WHAT YOU ARE ASKED TO DO – Lay out the data from its first line through the line containing "poem-line: Nor idly" as a Markdown table with the columns Row and Entry, one numbered row per line and blank lines omitted.

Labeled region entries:
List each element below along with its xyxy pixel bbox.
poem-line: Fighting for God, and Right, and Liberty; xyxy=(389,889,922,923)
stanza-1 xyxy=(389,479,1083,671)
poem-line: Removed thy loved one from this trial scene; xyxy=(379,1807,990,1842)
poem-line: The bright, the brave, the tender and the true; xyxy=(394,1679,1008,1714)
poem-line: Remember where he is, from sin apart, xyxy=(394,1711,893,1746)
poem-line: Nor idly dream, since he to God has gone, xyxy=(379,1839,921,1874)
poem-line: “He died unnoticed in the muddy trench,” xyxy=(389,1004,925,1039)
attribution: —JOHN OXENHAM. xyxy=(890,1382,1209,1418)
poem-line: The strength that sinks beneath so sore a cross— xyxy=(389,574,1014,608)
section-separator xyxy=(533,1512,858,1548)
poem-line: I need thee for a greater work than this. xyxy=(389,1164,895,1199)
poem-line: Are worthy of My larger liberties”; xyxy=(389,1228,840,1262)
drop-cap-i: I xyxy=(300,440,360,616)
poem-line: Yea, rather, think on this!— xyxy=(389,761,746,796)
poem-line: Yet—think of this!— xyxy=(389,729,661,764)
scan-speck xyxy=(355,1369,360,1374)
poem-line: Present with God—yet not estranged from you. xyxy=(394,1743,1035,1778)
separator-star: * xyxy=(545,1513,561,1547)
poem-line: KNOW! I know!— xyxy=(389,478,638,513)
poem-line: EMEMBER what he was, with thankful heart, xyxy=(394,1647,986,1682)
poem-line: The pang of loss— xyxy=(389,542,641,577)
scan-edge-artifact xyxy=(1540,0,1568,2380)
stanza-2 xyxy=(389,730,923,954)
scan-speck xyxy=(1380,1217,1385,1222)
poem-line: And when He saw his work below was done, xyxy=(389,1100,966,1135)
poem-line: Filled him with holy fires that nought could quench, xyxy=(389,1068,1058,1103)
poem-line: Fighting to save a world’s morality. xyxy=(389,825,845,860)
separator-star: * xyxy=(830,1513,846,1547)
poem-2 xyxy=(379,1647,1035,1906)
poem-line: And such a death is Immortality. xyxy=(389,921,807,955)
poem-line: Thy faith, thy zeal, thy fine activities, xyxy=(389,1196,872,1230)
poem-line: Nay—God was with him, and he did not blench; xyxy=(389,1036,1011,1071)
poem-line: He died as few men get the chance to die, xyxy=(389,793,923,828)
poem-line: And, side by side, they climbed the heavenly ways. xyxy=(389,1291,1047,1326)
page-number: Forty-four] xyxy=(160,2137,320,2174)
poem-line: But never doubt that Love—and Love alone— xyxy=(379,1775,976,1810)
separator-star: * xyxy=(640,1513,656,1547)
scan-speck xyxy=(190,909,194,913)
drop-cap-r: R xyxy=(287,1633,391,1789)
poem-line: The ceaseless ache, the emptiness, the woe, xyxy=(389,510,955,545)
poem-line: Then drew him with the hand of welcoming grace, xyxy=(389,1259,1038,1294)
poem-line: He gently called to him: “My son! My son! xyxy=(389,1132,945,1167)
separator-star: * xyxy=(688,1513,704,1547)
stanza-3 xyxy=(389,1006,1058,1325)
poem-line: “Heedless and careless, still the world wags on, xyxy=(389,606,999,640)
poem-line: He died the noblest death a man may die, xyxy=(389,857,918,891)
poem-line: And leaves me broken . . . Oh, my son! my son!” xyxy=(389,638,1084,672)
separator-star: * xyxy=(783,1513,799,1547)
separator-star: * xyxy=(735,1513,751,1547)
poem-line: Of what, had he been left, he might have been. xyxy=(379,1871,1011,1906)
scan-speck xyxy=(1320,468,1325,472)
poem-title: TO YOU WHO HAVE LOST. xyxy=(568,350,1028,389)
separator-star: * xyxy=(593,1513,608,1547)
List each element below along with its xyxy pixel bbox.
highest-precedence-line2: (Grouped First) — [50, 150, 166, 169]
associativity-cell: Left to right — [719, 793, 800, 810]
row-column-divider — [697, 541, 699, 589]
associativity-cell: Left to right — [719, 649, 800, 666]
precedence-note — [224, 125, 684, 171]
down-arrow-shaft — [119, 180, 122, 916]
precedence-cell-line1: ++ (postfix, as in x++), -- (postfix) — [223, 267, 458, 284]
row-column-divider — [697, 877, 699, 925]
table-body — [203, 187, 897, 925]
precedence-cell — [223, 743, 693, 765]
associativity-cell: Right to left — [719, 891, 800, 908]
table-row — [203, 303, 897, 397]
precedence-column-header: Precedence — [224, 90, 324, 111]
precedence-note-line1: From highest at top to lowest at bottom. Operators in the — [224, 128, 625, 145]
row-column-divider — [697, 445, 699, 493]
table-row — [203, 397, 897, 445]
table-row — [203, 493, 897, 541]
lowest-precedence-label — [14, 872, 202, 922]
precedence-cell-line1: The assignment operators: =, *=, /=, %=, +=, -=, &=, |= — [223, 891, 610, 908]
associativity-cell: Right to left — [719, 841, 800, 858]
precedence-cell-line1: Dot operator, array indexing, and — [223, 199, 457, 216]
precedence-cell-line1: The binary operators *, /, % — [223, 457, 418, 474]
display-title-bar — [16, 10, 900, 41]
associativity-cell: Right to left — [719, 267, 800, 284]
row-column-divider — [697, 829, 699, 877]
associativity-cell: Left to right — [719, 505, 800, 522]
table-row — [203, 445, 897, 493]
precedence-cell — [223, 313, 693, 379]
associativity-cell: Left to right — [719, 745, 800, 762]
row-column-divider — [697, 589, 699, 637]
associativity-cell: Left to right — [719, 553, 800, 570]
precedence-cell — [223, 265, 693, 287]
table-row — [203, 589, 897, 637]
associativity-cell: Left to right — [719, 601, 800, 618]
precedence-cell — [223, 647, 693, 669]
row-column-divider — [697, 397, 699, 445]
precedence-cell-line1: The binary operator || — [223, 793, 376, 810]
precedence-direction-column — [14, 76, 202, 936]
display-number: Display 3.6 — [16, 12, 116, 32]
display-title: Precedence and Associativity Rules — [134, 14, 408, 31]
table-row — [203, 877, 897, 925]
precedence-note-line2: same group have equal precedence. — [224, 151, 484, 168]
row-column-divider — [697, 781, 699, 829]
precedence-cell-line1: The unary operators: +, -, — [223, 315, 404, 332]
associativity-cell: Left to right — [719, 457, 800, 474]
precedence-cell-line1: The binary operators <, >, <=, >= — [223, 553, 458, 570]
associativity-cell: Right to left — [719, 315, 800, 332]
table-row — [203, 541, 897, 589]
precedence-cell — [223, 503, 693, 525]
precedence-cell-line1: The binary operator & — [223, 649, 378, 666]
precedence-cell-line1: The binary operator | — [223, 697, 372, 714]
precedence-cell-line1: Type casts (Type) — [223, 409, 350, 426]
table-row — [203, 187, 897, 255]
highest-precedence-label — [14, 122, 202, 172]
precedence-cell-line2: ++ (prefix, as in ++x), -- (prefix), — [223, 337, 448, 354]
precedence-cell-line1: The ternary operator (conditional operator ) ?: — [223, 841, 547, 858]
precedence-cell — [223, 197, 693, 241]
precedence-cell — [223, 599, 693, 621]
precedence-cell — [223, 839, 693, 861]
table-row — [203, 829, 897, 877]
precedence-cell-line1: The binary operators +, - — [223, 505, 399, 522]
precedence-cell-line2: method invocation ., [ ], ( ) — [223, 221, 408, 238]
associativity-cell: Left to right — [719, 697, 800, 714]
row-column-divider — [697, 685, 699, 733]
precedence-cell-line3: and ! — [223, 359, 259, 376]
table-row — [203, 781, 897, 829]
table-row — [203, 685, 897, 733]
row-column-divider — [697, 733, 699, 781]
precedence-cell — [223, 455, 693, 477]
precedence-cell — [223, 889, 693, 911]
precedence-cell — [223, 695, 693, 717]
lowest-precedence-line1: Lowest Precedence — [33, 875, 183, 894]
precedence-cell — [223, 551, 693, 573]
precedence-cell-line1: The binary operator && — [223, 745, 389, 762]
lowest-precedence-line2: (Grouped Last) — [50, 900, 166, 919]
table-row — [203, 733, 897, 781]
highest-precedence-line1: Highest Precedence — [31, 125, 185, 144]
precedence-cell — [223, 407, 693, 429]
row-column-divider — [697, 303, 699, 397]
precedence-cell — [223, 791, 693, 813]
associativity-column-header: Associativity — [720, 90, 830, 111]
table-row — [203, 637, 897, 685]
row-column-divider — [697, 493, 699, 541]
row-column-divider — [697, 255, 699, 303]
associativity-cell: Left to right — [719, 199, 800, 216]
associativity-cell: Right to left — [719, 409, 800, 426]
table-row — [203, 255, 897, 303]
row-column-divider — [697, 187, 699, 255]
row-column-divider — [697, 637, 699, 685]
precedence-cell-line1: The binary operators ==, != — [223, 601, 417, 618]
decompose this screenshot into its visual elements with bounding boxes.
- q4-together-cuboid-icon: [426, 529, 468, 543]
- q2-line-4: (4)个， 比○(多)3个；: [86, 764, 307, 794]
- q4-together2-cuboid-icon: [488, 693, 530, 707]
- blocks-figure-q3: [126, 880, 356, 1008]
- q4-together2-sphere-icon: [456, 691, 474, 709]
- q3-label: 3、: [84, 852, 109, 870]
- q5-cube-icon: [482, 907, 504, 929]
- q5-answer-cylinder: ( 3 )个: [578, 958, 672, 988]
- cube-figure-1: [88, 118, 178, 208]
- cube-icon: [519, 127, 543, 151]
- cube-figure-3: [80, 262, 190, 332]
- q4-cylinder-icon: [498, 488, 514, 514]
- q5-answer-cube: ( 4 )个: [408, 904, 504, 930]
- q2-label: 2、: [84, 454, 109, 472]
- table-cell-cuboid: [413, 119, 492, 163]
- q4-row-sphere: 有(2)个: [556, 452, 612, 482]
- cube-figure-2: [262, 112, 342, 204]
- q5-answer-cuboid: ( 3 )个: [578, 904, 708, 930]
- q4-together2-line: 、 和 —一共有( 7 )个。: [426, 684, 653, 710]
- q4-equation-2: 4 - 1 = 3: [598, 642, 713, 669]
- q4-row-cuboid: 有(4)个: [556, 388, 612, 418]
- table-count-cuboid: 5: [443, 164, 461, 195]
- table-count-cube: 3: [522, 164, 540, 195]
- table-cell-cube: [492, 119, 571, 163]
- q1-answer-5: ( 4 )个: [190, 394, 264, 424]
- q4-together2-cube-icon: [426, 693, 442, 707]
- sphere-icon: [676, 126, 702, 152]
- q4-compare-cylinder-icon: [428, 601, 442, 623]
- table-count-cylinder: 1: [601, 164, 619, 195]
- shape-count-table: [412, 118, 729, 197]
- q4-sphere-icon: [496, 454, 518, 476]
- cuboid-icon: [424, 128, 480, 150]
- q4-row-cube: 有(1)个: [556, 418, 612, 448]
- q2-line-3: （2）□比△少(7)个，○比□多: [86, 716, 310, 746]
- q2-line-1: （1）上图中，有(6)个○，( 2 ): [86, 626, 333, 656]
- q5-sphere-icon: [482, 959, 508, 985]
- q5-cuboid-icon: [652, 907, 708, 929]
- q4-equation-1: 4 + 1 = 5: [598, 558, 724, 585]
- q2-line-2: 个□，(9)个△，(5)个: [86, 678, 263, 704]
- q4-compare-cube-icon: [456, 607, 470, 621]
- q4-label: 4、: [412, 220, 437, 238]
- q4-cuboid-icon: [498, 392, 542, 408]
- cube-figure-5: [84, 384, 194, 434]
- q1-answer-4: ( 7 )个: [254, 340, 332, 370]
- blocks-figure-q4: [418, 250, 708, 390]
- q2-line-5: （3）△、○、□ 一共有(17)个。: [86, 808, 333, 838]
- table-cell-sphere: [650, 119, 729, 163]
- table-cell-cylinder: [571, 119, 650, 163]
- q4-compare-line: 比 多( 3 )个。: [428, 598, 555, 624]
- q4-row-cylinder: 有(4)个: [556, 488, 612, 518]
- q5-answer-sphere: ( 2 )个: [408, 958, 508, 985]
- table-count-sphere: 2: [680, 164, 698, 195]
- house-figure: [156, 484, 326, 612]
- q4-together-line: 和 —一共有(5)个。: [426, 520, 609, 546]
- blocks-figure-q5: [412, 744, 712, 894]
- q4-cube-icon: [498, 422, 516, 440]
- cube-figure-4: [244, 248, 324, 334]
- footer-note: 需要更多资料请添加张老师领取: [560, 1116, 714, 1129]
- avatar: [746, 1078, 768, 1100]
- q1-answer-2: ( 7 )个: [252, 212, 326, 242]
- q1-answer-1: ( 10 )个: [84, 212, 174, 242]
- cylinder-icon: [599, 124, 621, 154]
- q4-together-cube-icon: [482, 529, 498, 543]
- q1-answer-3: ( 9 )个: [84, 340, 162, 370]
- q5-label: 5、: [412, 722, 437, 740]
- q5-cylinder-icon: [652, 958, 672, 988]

FINISHED ANSWER –
| Row | Entry |
|---|---|
| 1 | List each element below along with its xyxy pixel bbox. |
| 2 | poem-line: Fighting for God, and Right, and Liberty; xyxy=(389,889,922,923) |
| 3 | stanza-1 xyxy=(389,479,1083,671) |
| 4 | poem-line: Removed thy loved one from this trial scene; xyxy=(379,1807,990,1842) |
| 5 | poem-line: The bright, the brave, the tender and the true; xyxy=(394,1679,1008,1714) |
| 6 | poem-line: Remember where he is, from sin apart, xyxy=(394,1711,893,1746) |
| 7 | poem-line: Nor idly dream, since he to God has gone, xyxy=(379,1839,921,1874) |